Reproduce every record below exactly as it appears.
[START OF SUPPLIED MATERIAL]
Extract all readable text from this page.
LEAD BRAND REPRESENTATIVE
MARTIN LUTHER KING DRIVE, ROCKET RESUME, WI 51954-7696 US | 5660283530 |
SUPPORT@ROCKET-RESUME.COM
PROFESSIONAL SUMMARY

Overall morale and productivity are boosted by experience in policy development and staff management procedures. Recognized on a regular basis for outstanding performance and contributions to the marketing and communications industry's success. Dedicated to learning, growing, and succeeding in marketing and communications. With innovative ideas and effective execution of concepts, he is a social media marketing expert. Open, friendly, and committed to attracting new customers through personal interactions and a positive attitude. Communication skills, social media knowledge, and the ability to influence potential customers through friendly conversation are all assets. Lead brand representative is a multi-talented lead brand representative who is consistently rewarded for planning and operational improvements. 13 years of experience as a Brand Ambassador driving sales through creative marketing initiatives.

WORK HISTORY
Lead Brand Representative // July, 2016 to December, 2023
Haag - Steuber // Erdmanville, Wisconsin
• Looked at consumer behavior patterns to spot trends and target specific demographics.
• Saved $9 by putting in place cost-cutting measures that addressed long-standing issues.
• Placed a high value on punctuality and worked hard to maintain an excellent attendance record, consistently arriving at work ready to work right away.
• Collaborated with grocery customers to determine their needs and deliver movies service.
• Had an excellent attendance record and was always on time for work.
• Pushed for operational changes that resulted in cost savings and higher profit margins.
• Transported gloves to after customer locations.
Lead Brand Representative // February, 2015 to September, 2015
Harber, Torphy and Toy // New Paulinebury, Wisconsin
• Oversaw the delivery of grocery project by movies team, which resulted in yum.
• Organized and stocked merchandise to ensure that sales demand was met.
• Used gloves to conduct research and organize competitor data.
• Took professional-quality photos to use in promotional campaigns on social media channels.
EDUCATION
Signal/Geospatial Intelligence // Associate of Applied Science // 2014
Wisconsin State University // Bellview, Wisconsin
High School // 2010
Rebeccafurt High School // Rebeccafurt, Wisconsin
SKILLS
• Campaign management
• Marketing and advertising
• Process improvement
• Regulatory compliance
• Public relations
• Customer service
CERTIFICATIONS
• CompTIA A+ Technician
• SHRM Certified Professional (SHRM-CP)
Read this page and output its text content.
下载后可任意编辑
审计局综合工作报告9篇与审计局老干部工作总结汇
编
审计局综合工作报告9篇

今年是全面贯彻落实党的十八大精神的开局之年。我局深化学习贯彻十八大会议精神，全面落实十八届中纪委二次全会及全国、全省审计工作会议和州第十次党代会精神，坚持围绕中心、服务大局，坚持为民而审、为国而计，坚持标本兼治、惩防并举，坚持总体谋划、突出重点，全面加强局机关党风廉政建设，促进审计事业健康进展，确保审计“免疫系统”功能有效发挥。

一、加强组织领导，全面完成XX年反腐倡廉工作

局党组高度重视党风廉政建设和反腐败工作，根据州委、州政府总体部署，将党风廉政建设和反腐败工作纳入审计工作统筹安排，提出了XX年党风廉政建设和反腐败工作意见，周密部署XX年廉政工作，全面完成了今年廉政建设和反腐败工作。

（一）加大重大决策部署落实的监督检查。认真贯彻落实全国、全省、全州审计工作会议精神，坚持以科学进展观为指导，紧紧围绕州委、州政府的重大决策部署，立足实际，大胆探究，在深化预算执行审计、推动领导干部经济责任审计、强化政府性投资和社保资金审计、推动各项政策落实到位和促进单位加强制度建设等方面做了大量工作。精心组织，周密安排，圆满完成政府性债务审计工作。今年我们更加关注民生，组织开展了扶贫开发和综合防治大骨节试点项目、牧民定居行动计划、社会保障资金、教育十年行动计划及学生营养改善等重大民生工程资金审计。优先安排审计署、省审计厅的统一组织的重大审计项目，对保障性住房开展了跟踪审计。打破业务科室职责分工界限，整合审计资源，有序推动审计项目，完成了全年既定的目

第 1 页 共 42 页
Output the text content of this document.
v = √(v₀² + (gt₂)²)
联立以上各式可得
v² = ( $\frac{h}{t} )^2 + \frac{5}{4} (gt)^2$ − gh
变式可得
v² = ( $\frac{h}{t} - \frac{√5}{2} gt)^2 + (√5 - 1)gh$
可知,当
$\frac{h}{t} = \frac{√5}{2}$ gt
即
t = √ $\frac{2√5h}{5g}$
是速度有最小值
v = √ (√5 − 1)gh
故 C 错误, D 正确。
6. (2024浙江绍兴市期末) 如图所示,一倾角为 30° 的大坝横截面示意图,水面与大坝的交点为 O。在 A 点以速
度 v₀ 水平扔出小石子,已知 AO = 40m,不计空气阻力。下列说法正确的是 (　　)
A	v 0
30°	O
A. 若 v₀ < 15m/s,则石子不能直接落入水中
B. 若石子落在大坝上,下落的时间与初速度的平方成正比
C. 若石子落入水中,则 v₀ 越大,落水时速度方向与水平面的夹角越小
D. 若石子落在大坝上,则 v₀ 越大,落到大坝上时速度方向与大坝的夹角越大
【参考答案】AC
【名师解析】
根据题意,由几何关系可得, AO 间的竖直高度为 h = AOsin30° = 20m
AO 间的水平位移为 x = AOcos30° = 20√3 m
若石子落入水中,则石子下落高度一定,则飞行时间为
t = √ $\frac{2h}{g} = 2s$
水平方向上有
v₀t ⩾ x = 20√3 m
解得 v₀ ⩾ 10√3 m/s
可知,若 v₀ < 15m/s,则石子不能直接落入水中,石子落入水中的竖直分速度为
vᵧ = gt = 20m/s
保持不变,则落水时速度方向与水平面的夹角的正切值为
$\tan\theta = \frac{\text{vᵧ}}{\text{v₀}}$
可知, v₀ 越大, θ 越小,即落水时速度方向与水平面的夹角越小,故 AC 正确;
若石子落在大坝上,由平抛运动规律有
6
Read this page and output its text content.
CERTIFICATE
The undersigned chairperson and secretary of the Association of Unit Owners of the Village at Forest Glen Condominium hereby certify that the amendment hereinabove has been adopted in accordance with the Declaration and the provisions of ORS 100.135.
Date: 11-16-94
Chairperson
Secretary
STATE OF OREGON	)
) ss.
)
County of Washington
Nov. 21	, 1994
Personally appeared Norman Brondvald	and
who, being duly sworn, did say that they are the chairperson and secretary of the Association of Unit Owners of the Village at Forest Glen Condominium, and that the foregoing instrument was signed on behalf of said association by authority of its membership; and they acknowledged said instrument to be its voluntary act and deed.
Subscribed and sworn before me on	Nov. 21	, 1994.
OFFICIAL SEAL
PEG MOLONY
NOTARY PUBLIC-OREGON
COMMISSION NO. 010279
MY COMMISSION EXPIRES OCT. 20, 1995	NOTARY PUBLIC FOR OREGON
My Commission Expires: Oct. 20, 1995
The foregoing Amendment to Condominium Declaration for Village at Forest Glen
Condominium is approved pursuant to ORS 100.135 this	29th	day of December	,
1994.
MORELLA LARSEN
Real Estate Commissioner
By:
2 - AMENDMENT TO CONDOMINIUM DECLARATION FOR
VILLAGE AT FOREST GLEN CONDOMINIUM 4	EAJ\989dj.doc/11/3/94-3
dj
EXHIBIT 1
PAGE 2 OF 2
[END OF SUPPLIED MATERIAL]
* _ANSWER FOR THIS EXERCISE_
Extract all readable text from this page.
LEAD BRAND REPRESENTATIVE
MARTIN LUTHER KING DRIVE, ROCKET RESUME, WI 51954-7696 US | 5660283530 |
SUPPORT@ROCKET-RESUME.COM
PROFESSIONAL SUMMARY

Overall morale and productivity are boosted by experience in policy development and staff management procedures. Recognized on a regular basis for outstanding performance and contributions to the marketing and communications industry's success. Dedicated to learning, growing, and succeeding in marketing and communications. With innovative ideas and effective execution of concepts, he is a social media marketing expert. Open, friendly, and committed to attracting new customers through personal interactions and a positive attitude. Communication skills, social media knowledge, and the ability to influence potential customers through friendly conversation are all assets. Lead brand representative is a multi-talented lead brand representative who is consistently rewarded for planning and operational improvements. 13 years of experience as a Brand Ambassador driving sales through creative marketing initiatives.

WORK HISTORY
Lead Brand Representative // July, 2016 to December, 2023
Haag - Steuber // Erdmanville, Wisconsin
• Looked at consumer behavior patterns to spot trends and target specific demographics.
• Saved $9 by putting in place cost-cutting measures that addressed long-standing issues.
• Placed a high value on punctuality and worked hard to maintain an excellent attendance record, consistently arriving at work ready to work right away.
• Collaborated with grocery customers to determine their needs and deliver movies service.
• Had an excellent attendance record and was always on time for work.
• Pushed for operational changes that resulted in cost savings and higher profit margins.
• Transported gloves to after customer locations.
Lead Brand Representative // February, 2015 to September, 2015
Harber, Torphy and Toy // New Paulinebury, Wisconsin
• Oversaw the delivery of grocery project by movies team, which resulted in yum.
• Organized and stocked merchandise to ensure that sales demand was met.
• Used gloves to conduct research and organize competitor data.
• Took professional-quality photos to use in promotional campaigns on social media channels.
EDUCATION
Signal/Geospatial Intelligence // Associate of Applied Science // 2014
Wisconsin State University // Bellview, Wisconsin
High School // 2010
Rebeccafurt High School // Rebeccafurt, Wisconsin
SKILLS
• Campaign management
• Marketing and advertising
• Process improvement
• Regulatory compliance
• Public relations
• Customer service
CERTIFICATIONS
• CompTIA A+ Technician
• SHRM Certified Professional (SHRM-CP)
Read this page and output its text content.
下载后可任意编辑
审计局综合工作报告9篇与审计局老干部工作总结汇
编
审计局综合工作报告9篇

今年是全面贯彻落实党的十八大精神的开局之年。我局深化学习贯彻十八大会议精神，全面落实十八届中纪委二次全会及全国、全省审计工作会议和州第十次党代会精神，坚持围绕中心、服务大局，坚持为民而审、为国而计，坚持标本兼治、惩防并举，坚持总体谋划、突出重点，全面加强局机关党风廉政建设，促进审计事业健康进展，确保审计“免疫系统”功能有效发挥。

一、加强组织领导，全面完成XX年反腐倡廉工作

局党组高度重视党风廉政建设和反腐败工作，根据州委、州政府总体部署，将党风廉政建设和反腐败工作纳入审计工作统筹安排，提出了XX年党风廉政建设和反腐败工作意见，周密部署XX年廉政工作，全面完成了今年廉政建设和反腐败工作。

（一）加大重大决策部署落实的监督检查。认真贯彻落实全国、全省、全州审计工作会议精神，坚持以科学进展观为指导，紧紧围绕州委、州政府的重大决策部署，立足实际，大胆探究，在深化预算执行审计、推动领导干部经济责任审计、强化政府性投资和社保资金审计、推动各项政策落实到位和促进单位加强制度建设等方面做了大量工作。精心组织，周密安排，圆满完成政府性债务审计工作。今年我们更加关注民生，组织开展了扶贫开发和综合防治大骨节试点项目、牧民定居行动计划、社会保障资金、教育十年行动计划及学生营养改善等重大民生工程资金审计。优先安排审计署、省审计厅的统一组织的重大审计项目，对保障性住房开展了跟踪审计。打破业务科室职责分工界限，整合审计资源，有序推动审计项目，完成了全年既定的目

第 1 页 共 42 页
Output the text content of this document.
v = √(v₀² + (gt₂)²)
联立以上各式可得
v² = ( $\frac{h}{t} )^2 + \frac{5}{4} (gt)^2$ − gh
变式可得
v² = ( $\frac{h}{t} - \frac{√5}{2} gt)^2 + (√5 - 1)gh$
可知,当
$\frac{h}{t} = \frac{√5}{2}$ gt
即
t = √ $\frac{2√5h}{5g}$
是速度有最小值
v = √ (√5 − 1)gh
故 C 错误, D 正确。
6. (2024浙江绍兴市期末) 如图所示,一倾角为 30° 的大坝横截面示意图,水面与大坝的交点为 O。在 A 点以速
度 v₀ 水平扔出小石子,已知 AO = 40m,不计空气阻力。下列说法正确的是 (　　)
A	v 0
30°	O
A. 若 v₀ < 15m/s,则石子不能直接落入水中
B. 若石子落在大坝上,下落的时间与初速度的平方成正比
C. 若石子落入水中,则 v₀ 越大,落水时速度方向与水平面的夹角越小
D. 若石子落在大坝上,则 v₀ 越大,落到大坝上时速度方向与大坝的夹角越大
【参考答案】AC
【名师解析】
根据题意,由几何关系可得, AO 间的竖直高度为 h = AOsin30° = 20m
AO 间的水平位移为 x = AOcos30° = 20√3 m
若石子落入水中,则石子下落高度一定,则飞行时间为
t = √ $\frac{2h}{g} = 2s$
水平方向上有
v₀t ⩾ x = 20√3 m
解得 v₀ ⩾ 10√3 m/s
可知,若 v₀ < 15m/s,则石子不能直接落入水中,石子落入水中的竖直分速度为
vᵧ = gt = 20m/s
保持不变,则落水时速度方向与水平面的夹角的正切值为
$\tan\theta = \frac{\text{vᵧ}}{\text{v₀}}$
可知, v₀ 越大, θ 越小,即落水时速度方向与水平面的夹角越小,故 AC 正确;
若石子落在大坝上,由平抛运动规律有
6
Read this page and output its text content.
CERTIFICATE
The undersigned chairperson and secretary of the Association of Unit Owners of the Village at Forest Glen Condominium hereby certify that the amendment hereinabove has been adopted in accordance with the Declaration and the provisions of ORS 100.135.
Date: 11-16-94
Chairperson
Secretary
STATE OF OREGON	)
) ss.
)
County of Washington
Nov. 21	, 1994
Personally appeared Norman Brondvald	and
who, being duly sworn, did say that they are the chairperson and secretary of the Association of Unit Owners of the Village at Forest Glen Condominium, and that the foregoing instrument was signed on behalf of said association by authority of its membership; and they acknowledged said instrument to be its voluntary act and deed.
Subscribed and sworn before me on	Nov. 21	, 1994.
OFFICIAL SEAL
PEG MOLONY
NOTARY PUBLIC-OREGON
COMMISSION NO. 010279
MY COMMISSION EXPIRES OCT. 20, 1995	NOTARY PUBLIC FOR OREGON
My Commission Expires: Oct. 20, 1995
The foregoing Amendment to Condominium Declaration for Village at Forest Glen
Condominium is approved pursuant to ORS 100.135 this	29th	day of December	,
1994.
MORELLA LARSEN
Real Estate Commissioner
By:
2 - AMENDMENT TO CONDOMINIUM DECLARATION FOR
VILLAGE AT FOREST GLEN CONDOMINIUM 4	EAJ\989dj.doc/11/3/94-3
dj
EXHIBIT 1
PAGE 2 OF 2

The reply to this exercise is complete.